WHAT THIS TASK INVOLVES: Pick up the piece below on Chinese electric car brands in Africa and keep writing from its last sentence.

SELECTED TEXT:
------------------------------

Chinese manufacturers are also addressing the region’s infrastructure challenges, such as unreliable power grids and limited charging facilities, by offering plug-in hybrids. In South Africa, for instance, Chery has plans to roll out eight hybrid models, including five plug-in hybrids. BYD’s Shark pickup combines the versatility of a plug-in hybrid with rugged features for tough terrains. Hans Greyling, General Manager at Omoda & Jaecoo South Africa, highlighted this trend:

"Battery electric vehicles have not really taken off in South Africa. We’ve gone the route of looking more towards traditional hybrids or plug-in hybrids".

When it comes to range, Chinese brands are pushing boundaries. NIO’s ET7 boasts an impressive 1,044 km (648 miles) on semi-solid state batteries. Meanwhile, BYD’s SEALION 6 and Chery’s Super Hybrid models offer extended ranges to counter unreliable power supplies. For North African markets, XPENG’s Mona M03 sedan is designed as a low-cost, high-volume solution.

What truly sets these brands apart is their ability to deliver advanced features at affordable prices. Even entry-level models come packed with perks like large touchscreens, driver-assist systems, and upscale interiors – features that legacy brands often reserve for their premium trims. This focus on delivering more value for less is reshaping consumer expectations across Africa, offering cutting-edge technology without the premium price tag.

Conclusion

Chinese electric vehicle (EV) brands are reshaping Africa’s automotive landscape with aggressive pricing, strategic local partnerships, and adaptable business models – areas where traditional automakers often struggle to compete. By leveraging CKD (completely knocked down) kits for local assembly, these manufacturers not only lower production costs and bypass import duties but also generate local jobs. This approach is paving the way for practical and creative commercial applications.

One standout strategy is the commercial fleet model. Electric buses and taxis offer fuel cost savings of 50%–80% compared to traditional vehicles, making them an attractive option even without government subsidies. A great example of this is Moja EV’s rollout of 100 Neta V electric taxis in Nairobi in October 2024. Their innovative financing system allows drivers to pay for the vehicles through earnings from digital ride-hailing, addressing long-standing credit challenges that have hindered vehicle ownership for many African consumers.

For Africa’s EV market to grow sustainably, government support is key. Policymakers have a chance to accelerate the shift by introducing tax breaks, lowering import duties on EV components, and incentivizing local assembly. These measures could help bridge the price gap between electric vehicles and the widely popular second-hand gasoline cars. As Steve Chang, General Manager of BYD South Africa, aptly put it:

"I think South Africa and the rest of Africa have a very big opportunity to what I call leapfrog from ICE into renewable energy (cars)".

This potential to "leapfrog" mirrors Africa’s mobile revolution, where the continent bypassed landline systems entirely, moving straight to mobile technology.

However, market dynamics alone won’t drive the transition. Infrastructure and public policy are equally critical. Addressing Africa’s limited power supply and sparse charging networks is essential for scaling EV adoption. Governments could collaborate with Chinese manufacturers to set up standardized charging networks and establish training programs for local technicians. Burkina Faso’s success with the "Itaoua" brand in January 2025 is a promising example – local engineers began assembling solar-powered vehicles after receiving specialized training, showcasing how technology transfer can create long-term capacity.

------------------------------

ITEMS:

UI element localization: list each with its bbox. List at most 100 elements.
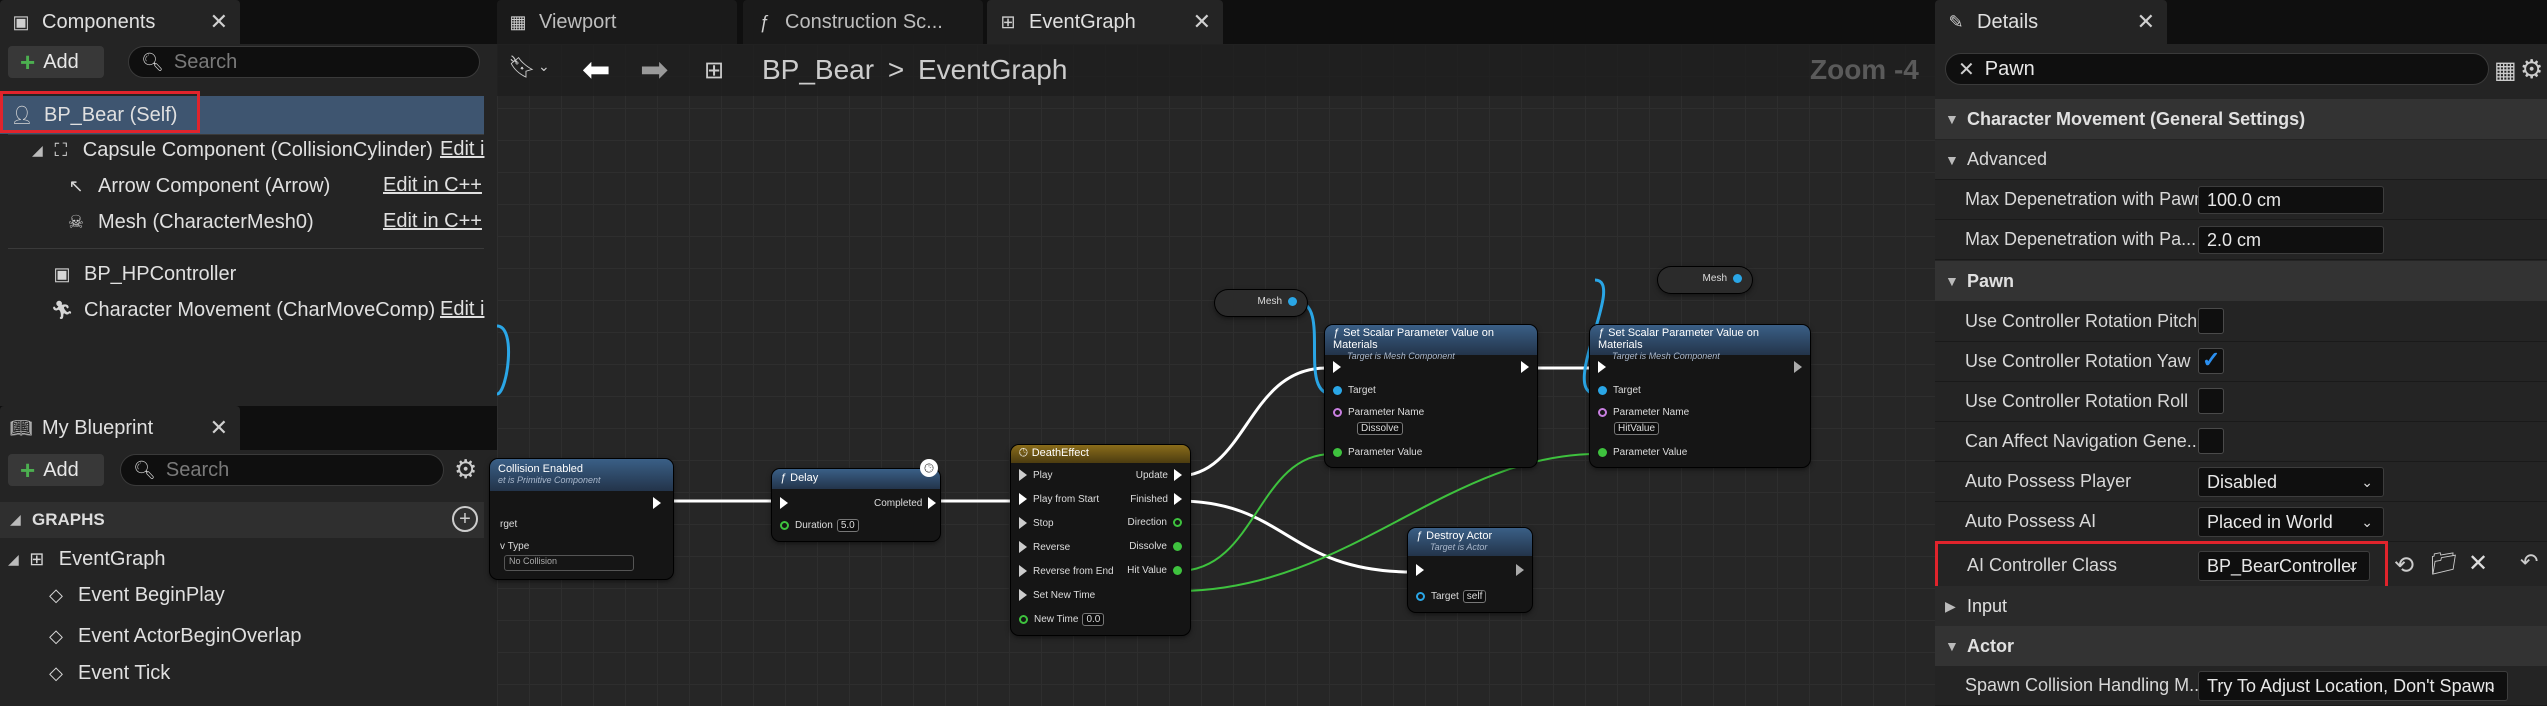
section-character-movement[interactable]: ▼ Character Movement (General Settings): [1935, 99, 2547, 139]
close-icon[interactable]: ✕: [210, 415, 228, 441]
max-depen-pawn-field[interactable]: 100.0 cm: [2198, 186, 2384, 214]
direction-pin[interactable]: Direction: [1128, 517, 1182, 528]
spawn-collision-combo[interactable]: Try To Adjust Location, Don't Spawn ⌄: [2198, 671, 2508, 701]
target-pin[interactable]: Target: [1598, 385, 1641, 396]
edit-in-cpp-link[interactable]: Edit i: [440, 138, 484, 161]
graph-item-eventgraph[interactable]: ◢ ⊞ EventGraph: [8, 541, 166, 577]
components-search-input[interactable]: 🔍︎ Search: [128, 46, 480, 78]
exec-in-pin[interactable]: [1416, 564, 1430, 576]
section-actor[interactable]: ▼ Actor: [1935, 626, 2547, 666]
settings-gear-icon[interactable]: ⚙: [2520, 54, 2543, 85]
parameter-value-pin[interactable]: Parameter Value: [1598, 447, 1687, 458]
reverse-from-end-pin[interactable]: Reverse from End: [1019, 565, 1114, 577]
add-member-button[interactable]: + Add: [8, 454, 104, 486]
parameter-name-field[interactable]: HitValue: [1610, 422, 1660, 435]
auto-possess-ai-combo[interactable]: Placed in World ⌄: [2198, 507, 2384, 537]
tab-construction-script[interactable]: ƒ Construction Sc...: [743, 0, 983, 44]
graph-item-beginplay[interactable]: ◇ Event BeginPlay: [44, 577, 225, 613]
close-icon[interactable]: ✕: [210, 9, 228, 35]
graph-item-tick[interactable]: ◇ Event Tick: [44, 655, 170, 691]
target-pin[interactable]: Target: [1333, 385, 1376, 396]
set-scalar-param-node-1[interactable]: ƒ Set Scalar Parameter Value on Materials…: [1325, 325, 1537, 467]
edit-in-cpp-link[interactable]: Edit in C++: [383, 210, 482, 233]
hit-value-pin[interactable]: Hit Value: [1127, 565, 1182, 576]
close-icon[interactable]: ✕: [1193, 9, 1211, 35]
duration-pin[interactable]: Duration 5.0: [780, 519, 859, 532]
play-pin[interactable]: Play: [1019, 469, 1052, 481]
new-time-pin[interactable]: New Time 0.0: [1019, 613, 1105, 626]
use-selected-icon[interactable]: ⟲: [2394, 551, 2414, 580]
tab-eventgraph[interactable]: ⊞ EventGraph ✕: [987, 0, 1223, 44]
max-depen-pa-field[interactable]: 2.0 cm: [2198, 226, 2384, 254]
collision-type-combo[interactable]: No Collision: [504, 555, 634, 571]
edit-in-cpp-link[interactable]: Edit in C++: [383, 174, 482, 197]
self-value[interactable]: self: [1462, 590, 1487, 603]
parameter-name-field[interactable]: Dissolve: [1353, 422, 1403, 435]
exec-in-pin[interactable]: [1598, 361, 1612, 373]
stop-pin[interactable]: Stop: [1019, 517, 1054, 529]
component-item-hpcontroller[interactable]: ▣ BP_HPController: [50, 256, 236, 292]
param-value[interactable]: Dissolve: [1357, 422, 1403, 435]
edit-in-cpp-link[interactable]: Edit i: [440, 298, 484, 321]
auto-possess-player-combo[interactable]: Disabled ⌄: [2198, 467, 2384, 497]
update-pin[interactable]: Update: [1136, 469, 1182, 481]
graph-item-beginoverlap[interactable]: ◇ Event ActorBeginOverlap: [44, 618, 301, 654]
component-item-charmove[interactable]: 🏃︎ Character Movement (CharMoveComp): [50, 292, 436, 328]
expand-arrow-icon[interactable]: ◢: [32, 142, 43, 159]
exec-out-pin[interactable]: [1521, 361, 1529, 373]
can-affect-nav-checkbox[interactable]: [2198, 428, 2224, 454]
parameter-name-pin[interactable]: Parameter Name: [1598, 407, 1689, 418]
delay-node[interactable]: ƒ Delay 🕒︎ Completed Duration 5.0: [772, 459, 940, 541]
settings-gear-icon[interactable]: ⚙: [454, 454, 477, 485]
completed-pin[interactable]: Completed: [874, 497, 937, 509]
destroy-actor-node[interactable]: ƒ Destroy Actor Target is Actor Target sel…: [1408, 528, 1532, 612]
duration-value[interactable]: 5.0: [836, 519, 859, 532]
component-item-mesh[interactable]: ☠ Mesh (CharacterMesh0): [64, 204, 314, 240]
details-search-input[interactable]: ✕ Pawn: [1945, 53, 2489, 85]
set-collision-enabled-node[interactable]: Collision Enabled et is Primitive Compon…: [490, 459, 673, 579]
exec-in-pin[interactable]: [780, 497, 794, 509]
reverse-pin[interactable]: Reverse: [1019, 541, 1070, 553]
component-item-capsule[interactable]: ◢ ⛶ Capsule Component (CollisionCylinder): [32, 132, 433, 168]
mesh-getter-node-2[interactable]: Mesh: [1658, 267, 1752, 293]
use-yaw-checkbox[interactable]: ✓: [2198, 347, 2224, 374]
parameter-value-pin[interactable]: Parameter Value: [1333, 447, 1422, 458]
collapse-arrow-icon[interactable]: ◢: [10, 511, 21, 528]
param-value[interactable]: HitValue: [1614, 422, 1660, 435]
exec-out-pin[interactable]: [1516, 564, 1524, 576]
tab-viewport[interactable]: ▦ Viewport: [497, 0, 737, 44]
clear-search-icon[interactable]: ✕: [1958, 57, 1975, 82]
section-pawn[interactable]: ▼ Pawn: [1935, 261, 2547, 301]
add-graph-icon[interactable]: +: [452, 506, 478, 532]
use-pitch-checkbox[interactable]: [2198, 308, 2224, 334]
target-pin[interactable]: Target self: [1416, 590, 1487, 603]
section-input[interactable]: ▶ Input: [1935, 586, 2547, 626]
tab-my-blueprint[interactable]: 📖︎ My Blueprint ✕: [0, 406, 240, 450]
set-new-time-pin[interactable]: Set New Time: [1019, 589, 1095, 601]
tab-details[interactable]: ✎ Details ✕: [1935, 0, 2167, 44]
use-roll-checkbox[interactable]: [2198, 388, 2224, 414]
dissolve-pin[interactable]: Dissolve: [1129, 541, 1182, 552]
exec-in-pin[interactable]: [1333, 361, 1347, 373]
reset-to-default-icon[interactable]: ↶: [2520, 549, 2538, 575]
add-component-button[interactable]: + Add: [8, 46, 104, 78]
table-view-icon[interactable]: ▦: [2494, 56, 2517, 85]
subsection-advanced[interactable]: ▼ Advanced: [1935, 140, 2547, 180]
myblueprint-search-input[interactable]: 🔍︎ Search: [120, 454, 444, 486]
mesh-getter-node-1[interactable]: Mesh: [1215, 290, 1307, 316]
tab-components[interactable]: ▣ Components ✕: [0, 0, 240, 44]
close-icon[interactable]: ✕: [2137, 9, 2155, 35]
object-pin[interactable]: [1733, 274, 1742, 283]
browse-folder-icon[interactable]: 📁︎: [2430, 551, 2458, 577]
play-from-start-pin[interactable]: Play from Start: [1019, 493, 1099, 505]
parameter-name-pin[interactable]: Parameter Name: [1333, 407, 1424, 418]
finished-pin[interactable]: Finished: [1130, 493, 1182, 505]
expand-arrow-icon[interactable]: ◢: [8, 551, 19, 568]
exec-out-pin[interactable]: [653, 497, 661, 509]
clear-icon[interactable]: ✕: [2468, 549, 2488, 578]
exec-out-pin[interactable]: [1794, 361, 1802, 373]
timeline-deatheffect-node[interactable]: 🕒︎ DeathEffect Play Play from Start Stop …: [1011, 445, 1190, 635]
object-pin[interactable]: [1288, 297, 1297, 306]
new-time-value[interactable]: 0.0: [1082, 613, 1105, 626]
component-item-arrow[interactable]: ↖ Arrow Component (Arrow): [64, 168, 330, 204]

------------------------------

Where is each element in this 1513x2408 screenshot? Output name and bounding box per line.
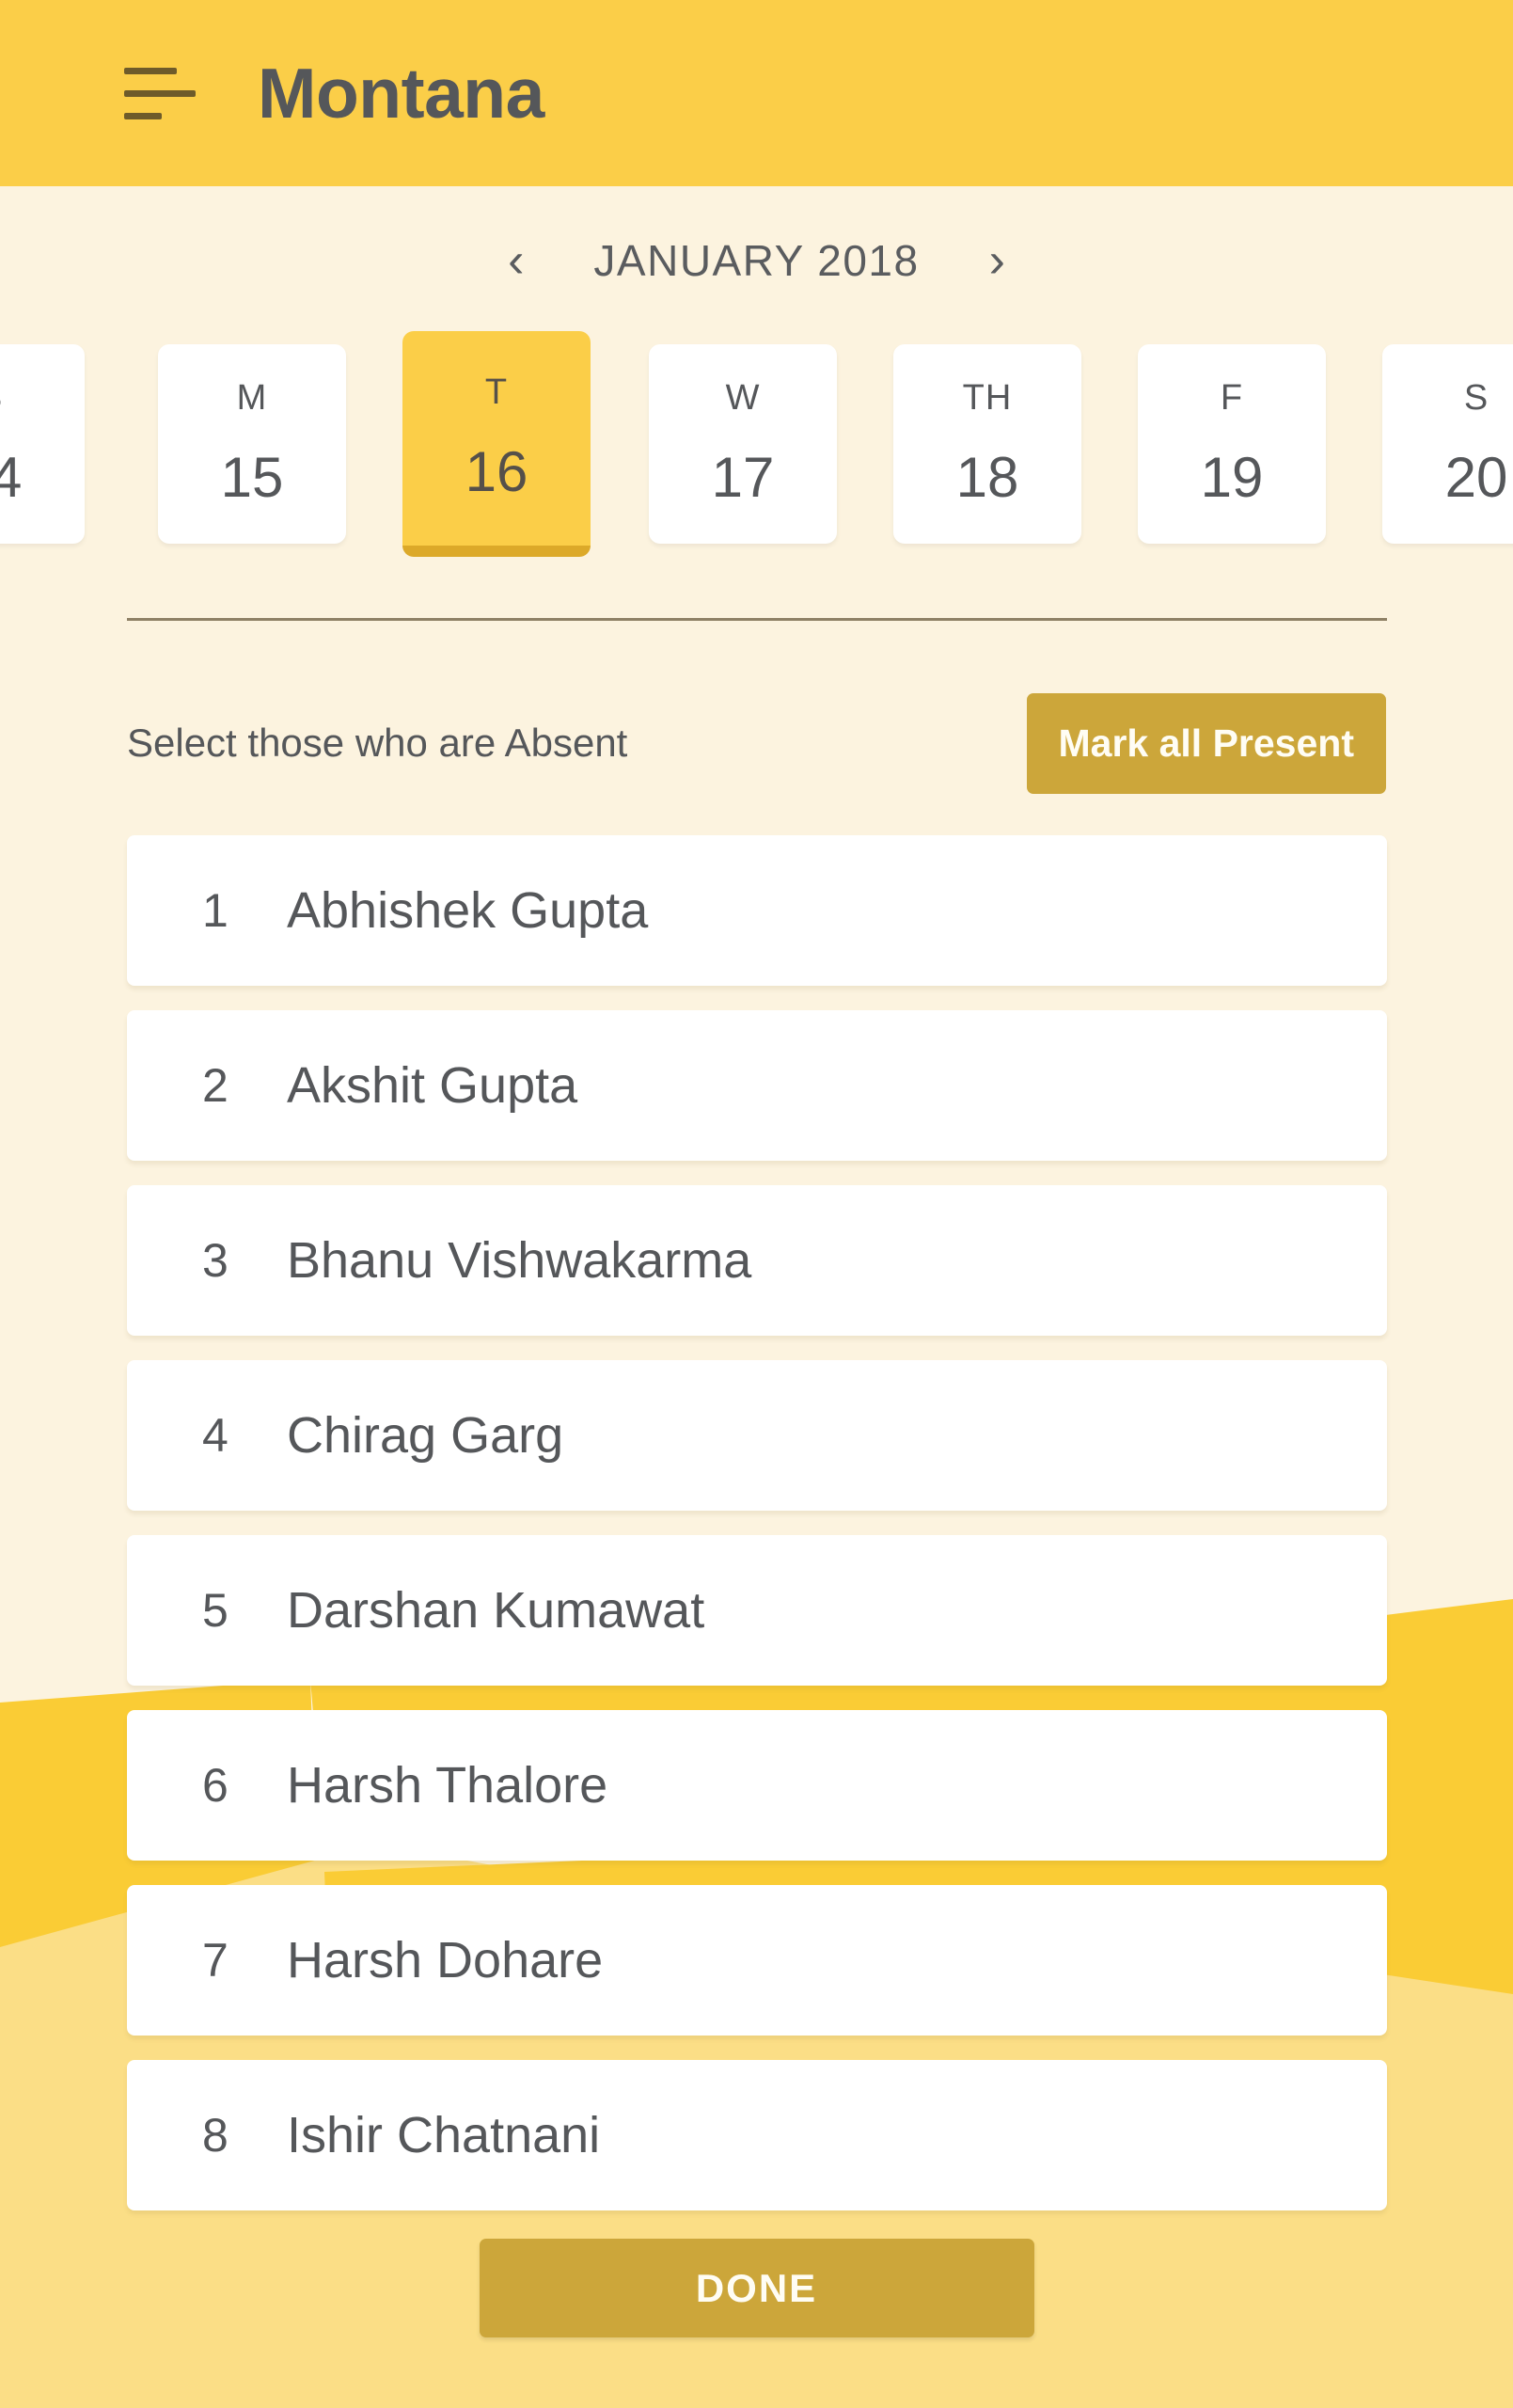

------------------------------

EXERCISE RESULT:
With electric car sales in Africa more than doubling to around 11,000 units in 2024, the momentum is undeniable. But sustained progress will require coordinated efforts from manufacturers, governments, and financial institutions to make electric mobility a reality for millions of African consumers. The groundwork is being laid; now it’s about ensuring the pieces come together.

FAQs

How are Chinese EV brands overcoming Africa’s limited charging infrastructure?

Chinese EV brands are tackling Africa’s limited charging infrastructure by building local charging networks and working with regional partners to set up renewable energy-powered stations. The goal? To make charging easier and more environmentally friendly.

On top of that, many companies are introducing batteries with extended lifespans and offering hybrid-electric powertrains. These solutions reduce the dependence on charging stations, addressing the specific needs of the African market while prioritizing convenience and cost-effectiveness for consumers.

How are Chinese EV brands making their vehicles more affordable for African consumers?

Chinese electric vehicle (EV) manufacturers are finding creative ways to make their cars more affordable in Africa. One major approach is setting up local assembly plants or forming joint ventures in countries like Egypt, Kenya, and South Africa. By assembling vehicles locally, they cut down on import duties, shipping fees, and other costs, allowing them to offer more competitive pricing. On top of that, they’re introducing financing and leasing options, making it easier for both individuals and businesses to manage the upfront costs by spreading payments over time.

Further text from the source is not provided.